■ **THE EXERCISE**
All of the records below must be output exactly, with no pictures carried over.

[Stored entries]
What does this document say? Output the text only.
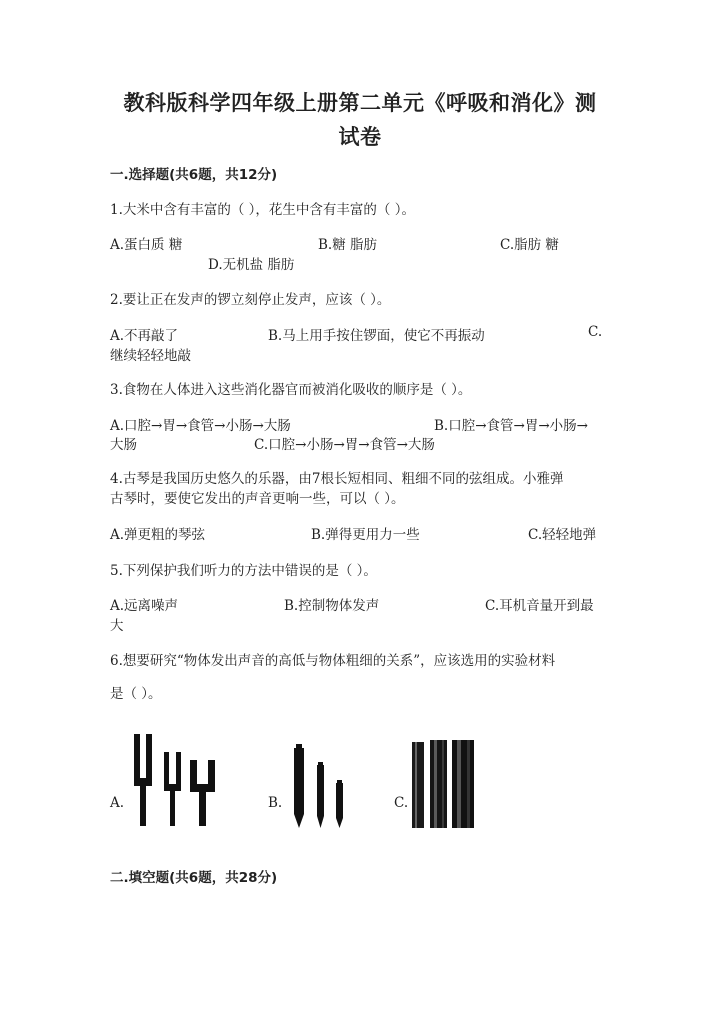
教科版科学四年级上册第二单元《呼吸和消化》测
试卷
一.选择题(共6题，共12分)
1.大米中含有丰富的（ ），花生中含有丰富的（ ）。
A.蛋白质 糖	B.糖 脂肪	C.脂肪 糖
D.无机盐 脂肪
2.要让正在发声的锣立刻停止发声，应该（ ）。
A.不再敲了	B.马上用手按住锣面，使它不再振动	C.
继续轻轻地敲
3.食物在人体进入这些消化器官而被消化吸收的顺序是（ ）。
A.口腔→胃→食管→小肠→大肠	B.口腔→食管→胃→小肠→
大肠	C.口腔→小肠→胃→食管→大肠
4.古琴是我国历史悠久的乐器，由7根长短相同、粗细不同的弦组成。小雅弹
古琴时，要使它发出的声音更响一些，可以（ ）。
A.弹更粗的琴弦	B.弹得更用力一些	C.轻轻地弹
5.下列保护我们听力的方法中错误的是（ ）。
A.远离噪声	B.控制物体发声	C.耳机音量开到最
大
6.想要研究“物体发出声音的高低与物体粗细的关系”，应该选用的实验材料
是（ ）。
A.	B.	C.
二.填空题(共6题，共28分)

■ **RESULT**
What does this document say? Output the text only.
教科版科学四年级上册第二单元《呼吸和消化》测
试卷
一.选择题(共6题，共12分)
1.大米中含有丰富的（ ），花生中含有丰富的（ ）。
A.蛋白质 糖	B.糖 脂肪	C.脂肪 糖
D.无机盐 脂肪
2.要让正在发声的锣立刻停止发声，应该（ ）。
A.不再敲了	B.马上用手按住锣面，使它不再振动	C.
继续轻轻地敲
3.食物在人体进入这些消化器官而被消化吸收的顺序是（ ）。
A.口腔→胃→食管→小肠→大肠	B.口腔→食管→胃→小肠→
大肠	C.口腔→小肠→胃→食管→大肠
4.古琴是我国历史悠久的乐器，由7根长短相同、粗细不同的弦组成。小雅弹
古琴时，要使它发出的声音更响一些，可以（ ）。
A.弹更粗的琴弦	B.弹得更用力一些	C.轻轻地弹
5.下列保护我们听力的方法中错误的是（ ）。
A.远离噪声	B.控制物体发声	C.耳机音量开到最
大
6.想要研究“物体发出声音的高低与物体粗细的关系”，应该选用的实验材料
是（ ）。
A.	B.	C.
二.填空题(共6题，共28分)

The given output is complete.